- _Your goal_
From the entries below, work out the number of lines that hold the word "расчётное", and give that number alone.

- _Extracted entries_

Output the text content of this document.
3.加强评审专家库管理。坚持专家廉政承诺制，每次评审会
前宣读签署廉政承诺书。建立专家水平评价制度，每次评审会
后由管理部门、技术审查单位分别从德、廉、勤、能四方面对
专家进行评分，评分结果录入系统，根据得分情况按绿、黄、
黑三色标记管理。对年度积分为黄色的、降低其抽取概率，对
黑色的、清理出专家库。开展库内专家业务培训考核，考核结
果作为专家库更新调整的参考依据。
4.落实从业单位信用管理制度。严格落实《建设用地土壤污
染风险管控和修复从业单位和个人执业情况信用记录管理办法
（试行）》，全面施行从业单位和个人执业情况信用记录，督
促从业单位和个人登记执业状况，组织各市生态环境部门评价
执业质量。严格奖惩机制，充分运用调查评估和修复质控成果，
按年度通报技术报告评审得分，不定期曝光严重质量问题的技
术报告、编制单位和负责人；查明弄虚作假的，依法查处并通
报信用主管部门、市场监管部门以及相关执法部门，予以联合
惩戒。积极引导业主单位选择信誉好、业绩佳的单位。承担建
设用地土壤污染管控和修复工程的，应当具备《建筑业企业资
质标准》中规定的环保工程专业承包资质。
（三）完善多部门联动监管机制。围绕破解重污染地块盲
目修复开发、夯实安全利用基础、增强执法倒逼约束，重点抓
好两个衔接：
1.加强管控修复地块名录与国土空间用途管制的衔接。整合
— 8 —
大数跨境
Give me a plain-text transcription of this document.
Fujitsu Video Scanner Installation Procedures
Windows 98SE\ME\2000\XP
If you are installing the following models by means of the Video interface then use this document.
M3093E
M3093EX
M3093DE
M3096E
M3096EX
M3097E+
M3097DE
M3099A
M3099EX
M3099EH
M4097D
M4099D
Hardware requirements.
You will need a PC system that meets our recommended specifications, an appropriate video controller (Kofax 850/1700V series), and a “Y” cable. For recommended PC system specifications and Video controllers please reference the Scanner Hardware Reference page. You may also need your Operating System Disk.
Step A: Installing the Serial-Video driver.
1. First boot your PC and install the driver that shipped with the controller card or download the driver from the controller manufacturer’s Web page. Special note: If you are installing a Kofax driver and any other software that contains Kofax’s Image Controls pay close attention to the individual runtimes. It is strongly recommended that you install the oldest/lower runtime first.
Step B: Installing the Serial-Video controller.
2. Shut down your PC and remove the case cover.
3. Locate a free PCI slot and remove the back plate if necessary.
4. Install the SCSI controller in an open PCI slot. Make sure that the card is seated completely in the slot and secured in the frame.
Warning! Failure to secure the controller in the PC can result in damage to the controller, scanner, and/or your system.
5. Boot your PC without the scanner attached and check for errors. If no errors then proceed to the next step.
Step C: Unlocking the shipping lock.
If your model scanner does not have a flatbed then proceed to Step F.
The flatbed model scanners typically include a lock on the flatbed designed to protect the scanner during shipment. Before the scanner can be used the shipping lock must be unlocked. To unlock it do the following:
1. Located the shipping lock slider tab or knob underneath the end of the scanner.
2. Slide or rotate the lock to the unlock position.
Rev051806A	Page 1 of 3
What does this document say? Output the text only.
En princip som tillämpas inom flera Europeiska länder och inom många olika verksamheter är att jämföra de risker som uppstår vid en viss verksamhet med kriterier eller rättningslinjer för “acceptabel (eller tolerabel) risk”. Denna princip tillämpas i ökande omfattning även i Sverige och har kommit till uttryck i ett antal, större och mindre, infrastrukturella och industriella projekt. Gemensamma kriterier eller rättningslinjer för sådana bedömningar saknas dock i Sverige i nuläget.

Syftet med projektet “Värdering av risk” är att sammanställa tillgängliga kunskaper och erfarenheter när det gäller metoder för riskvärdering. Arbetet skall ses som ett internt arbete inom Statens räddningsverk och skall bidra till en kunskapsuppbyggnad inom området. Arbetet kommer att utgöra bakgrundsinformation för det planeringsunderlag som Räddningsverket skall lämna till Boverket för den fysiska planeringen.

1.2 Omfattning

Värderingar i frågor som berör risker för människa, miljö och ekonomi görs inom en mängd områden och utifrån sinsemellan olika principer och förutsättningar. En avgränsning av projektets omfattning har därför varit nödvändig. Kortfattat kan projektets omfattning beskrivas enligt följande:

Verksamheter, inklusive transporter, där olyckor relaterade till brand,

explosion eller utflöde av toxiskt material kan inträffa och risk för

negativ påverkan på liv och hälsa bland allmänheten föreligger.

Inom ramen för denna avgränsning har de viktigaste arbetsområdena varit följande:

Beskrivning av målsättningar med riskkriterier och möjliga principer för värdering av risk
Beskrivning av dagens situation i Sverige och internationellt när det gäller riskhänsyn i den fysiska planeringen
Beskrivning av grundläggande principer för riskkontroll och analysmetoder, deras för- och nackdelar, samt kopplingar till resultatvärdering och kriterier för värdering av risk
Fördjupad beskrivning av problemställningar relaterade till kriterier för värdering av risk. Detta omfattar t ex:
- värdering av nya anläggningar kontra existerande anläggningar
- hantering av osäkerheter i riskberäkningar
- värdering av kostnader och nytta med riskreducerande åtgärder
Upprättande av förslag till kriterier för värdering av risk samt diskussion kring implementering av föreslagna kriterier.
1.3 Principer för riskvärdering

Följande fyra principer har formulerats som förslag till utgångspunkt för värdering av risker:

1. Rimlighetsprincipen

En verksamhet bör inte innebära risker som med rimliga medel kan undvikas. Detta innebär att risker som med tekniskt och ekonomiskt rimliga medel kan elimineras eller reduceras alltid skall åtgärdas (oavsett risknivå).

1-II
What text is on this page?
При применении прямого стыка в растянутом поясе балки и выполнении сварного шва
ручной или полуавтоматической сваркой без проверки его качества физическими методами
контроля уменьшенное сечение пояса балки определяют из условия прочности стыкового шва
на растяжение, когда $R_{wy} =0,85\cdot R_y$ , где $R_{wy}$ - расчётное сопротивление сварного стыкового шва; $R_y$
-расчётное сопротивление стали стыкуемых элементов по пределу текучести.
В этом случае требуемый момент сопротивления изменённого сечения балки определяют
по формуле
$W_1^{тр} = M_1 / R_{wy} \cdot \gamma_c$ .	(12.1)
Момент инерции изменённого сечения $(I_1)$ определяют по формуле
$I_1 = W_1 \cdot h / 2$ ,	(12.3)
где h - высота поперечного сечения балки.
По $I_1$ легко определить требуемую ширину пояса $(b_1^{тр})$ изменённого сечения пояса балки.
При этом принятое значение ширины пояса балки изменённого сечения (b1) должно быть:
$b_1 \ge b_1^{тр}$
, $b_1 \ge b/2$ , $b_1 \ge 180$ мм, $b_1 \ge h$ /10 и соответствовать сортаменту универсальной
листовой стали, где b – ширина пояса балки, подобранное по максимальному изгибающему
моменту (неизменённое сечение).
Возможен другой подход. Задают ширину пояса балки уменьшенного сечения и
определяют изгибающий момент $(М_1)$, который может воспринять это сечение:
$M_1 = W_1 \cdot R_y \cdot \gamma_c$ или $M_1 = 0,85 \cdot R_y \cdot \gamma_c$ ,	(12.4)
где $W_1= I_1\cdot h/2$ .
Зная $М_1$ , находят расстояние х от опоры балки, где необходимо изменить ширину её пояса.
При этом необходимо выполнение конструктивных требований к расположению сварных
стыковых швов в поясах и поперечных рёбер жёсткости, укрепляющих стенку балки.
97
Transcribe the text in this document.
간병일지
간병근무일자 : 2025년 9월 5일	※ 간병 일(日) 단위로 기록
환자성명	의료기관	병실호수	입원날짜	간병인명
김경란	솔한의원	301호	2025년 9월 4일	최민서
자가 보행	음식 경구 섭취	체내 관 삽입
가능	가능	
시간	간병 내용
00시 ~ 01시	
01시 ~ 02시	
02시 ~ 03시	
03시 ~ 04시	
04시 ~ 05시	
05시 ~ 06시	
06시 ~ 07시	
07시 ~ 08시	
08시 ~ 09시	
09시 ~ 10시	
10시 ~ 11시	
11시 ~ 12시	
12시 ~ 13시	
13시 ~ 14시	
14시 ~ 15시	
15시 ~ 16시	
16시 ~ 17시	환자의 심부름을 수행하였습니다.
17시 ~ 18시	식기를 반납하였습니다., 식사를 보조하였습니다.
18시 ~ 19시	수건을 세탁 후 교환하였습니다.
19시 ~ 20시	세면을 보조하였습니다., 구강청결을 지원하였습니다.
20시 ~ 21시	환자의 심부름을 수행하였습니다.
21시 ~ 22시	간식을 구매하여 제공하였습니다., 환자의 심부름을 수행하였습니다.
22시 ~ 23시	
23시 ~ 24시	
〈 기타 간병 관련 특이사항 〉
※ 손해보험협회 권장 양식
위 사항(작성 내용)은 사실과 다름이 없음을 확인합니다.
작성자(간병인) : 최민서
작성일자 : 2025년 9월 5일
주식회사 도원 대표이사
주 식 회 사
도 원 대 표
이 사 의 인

- _Reply to the exercise_
2